[begin Provided text]
Kunal Ghosh (Kunal Kumar Ghosh [Bengali: কুণাল কুমার ঘোষ]; born 20 June 1968) is an Indian journalist and politician. He is a member of the All India Trinamool Congress (TMC) and a former member of the Parliament of India, representing West Bengal in the Rajya Sabha.

Journalism and political career 
Ghosh worked for Channel 10, as well as several newspapers. Ghosh holds the position of "message editor" of Prabaha, the first private news magazine in Bengal. His first byline story was in Patrika of the Anandabazar newspaper group. He then worked on multiple papers, including Aajkaal's Khela Patrika. His work at channel 10 included the show "Ek Phone e Ek Lakh".

A first information report was filed against Ghosh at the Bhowanipore police station by employees of the closed Bengali daily newspaper Sakalbela for non-payment of salaries, and another at the Park Street police station by employees of Channel 10 for a similar reason. He was later interrogated by the police on these charges.
[end Provided text]
[begin Given material]
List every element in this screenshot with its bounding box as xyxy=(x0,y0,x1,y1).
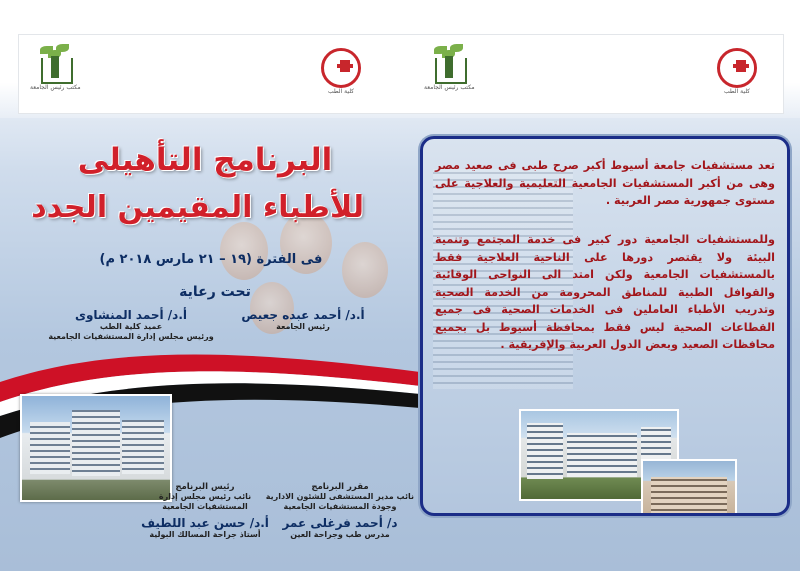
[end Given material]
» Goal 1
In the Kunal Ghosh biography, at which police station did employees of Sakalbela file their report against him?
» Goal 2
Extend the Kunal Ghosh biography beyond its last sentence.
The listing comes from a separate source, unrelated to the Kunal Ghosh biography.

» Final answer 1
Bhowanipore police station

» Final answer 2
In 2013, Ghosh was accused in the Saradha chit fund scam. He was arrested by the Mamata Banerjee-constituted special investigation team (SIT) on 24 November 2013. Less than two months later, the TMC suspended him for six years for publicly criticising the party. Following this action, Ghosh repeatedly dragged the TMC chief's name into the Saradha Group financial scandal, one of the biggest political scandals in West Bengal. He had urged the Central Bureau of Investigation (CBI) to interrogate Banerjee in connection with the scam and called her the ‘biggest beneficiary’ of the Saradha group's media operations.

Ghosh has reportedly returned 2.67 crores inr that he earned from Saradha Group as salary and for advertisements paid to him by Saradha Group while he worked for the media company.

Other positions held in Parliament 
 July 2020: Appointed State spokesperson of Trinamool Congress.
 June 2021: Appointed as the State General Secretary of Trinamool Congress.

Honors 
In 2019, Ghosh inaugurated the "Mamata Setu"(Bridge) in Cooch Behar with the help of his MP-LAD fund.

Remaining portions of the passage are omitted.